◆ Material to process ◆

* BEGIN *

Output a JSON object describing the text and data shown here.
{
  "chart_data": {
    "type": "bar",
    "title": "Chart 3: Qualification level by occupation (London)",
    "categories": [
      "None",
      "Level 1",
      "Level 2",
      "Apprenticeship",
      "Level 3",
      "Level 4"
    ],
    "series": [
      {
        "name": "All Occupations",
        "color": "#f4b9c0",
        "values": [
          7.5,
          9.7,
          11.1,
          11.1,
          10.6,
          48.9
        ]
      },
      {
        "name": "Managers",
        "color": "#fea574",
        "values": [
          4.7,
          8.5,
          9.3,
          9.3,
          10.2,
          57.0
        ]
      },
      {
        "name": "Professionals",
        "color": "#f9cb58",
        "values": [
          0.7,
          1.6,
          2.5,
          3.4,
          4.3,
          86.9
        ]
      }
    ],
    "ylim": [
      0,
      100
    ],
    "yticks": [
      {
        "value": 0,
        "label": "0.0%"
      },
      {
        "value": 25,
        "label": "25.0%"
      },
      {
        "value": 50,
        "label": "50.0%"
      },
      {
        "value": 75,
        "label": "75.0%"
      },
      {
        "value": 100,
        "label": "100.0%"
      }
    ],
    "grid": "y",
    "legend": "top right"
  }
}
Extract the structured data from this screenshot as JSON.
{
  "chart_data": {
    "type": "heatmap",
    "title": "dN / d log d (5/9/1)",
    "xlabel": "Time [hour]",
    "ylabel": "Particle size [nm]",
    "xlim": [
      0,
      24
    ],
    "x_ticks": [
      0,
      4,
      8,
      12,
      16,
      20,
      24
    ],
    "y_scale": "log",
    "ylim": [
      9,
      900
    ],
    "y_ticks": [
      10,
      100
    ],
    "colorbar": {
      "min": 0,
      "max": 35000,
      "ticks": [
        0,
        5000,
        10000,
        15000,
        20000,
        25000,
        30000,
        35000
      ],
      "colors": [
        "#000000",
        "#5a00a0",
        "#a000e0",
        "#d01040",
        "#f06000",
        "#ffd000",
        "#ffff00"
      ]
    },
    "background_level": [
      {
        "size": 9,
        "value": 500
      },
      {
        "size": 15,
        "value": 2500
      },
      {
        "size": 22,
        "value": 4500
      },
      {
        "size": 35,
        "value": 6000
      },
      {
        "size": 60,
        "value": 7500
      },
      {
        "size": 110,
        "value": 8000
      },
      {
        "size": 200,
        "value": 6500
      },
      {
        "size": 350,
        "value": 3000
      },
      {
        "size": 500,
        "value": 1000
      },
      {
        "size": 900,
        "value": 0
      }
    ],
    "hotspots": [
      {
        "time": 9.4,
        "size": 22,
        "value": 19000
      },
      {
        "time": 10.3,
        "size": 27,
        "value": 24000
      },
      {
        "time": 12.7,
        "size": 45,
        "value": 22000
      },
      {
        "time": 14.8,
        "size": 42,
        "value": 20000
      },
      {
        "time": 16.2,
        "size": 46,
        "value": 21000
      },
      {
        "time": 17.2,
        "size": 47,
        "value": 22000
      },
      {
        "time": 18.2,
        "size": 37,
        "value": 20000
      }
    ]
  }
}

* END *

◆ Direction ◆
Copy out each record, keeping every word as it is.

◆ Output below ◆
Output a JSON object describing the text and data shown here.
{
  "chart_data": {
    "type": "bar",
    "title": "Chart 3: Qualification level by occupation (London)",
    "categories": [
      "None",
      "Level 1",
      "Level 2",
      "Apprenticeship",
      "Level 3",
      "Level 4"
    ],
    "series": [
      {
        "name": "All Occupations",
        "color": "#f4b9c0",
        "values": [
          7.5,
          9.7,
          11.1,
          11.1,
          10.6,
          48.9
        ]
      },
      {
        "name": "Managers",
        "color": "#fea574",
        "values": [
          4.7,
          8.5,
          9.3,
          9.3,
          10.2,
          57.0
        ]
      },
      {
        "name": "Professionals",
        "color": "#f9cb58",
        "values": [
          0.7,
          1.6,
          2.5,
          3.4,
          4.3,
          86.9
        ]
      }
    ],
    "ylim": [
      0,
      100
    ],
    "yticks": [
      {
        "value": 0,
        "label": "0.0%"
      },
      {
        "value": 25,
        "label": "25.0%"
      },
      {
        "value": 50,
        "label": "50.0%"
      },
      {
        "value": 75,
        "label": "75.0%"
      },
      {
        "value": 100,
        "label": "100.0%"
      }
    ],
    "grid": "y",
    "legend": "top right"
  }
}
Extract the structured data from this screenshot as JSON.
{
  "chart_data": {
    "type": "heatmap",
    "title": "dN / d log d (5/9/1)",
    "xlabel": "Time [hour]",
    "ylabel": "Particle size [nm]",
    "xlim": [
      0,
      24
    ],
    "x_ticks": [
      0,
      4,
      8,
      12,
      16,
      20,
      24
    ],
    "y_scale": "log",
    "ylim": [
      9,
      900
    ],
    "y_ticks": [
      10,
      100
    ],
    "colorbar": {
      "min": 0,
      "max": 35000,
      "ticks": [
        0,
        5000,
        10000,
        15000,
        20000,
        25000,
        30000,
        35000
      ],
      "colors": [
        "#000000",
        "#5a00a0",
        "#a000e0",
        "#d01040",
        "#f06000",
        "#ffd000",
        "#ffff00"
      ]
    },
    "background_level": [
      {
        "size": 9,
        "value": 500
      },
      {
        "size": 15,
        "value": 2500
      },
      {
        "size": 22,
        "value": 4500
      },
      {
        "size": 35,
        "value": 6000
      },
      {
        "size": 60,
        "value": 7500
      },
      {
        "size": 110,
        "value": 8000
      },
      {
        "size": 200,
        "value": 6500
      },
      {
        "size": 350,
        "value": 3000
      },
      {
        "size": 500,
        "value": 1000
      },
      {
        "size": 900,
        "value": 0
      }
    ],
    "hotspots": [
      {
        "time": 9.4,
        "size": 22,
        "value": 19000
      },
      {
        "time": 10.3,
        "size": 27,
        "value": 24000
      },
      {
        "time": 12.7,
        "size": 45,
        "value": 22000
      },
      {
        "time": 14.8,
        "size": 42,
        "value": 20000
      },
      {
        "time": 16.2,
        "size": 46,
        "value": 21000
      },
      {
        "time": 17.2,
        "size": 47,
        "value": 22000
      },
      {
        "time": 18.2,
        "size": 37,
        "value": 20000
      }
    ]
  }
}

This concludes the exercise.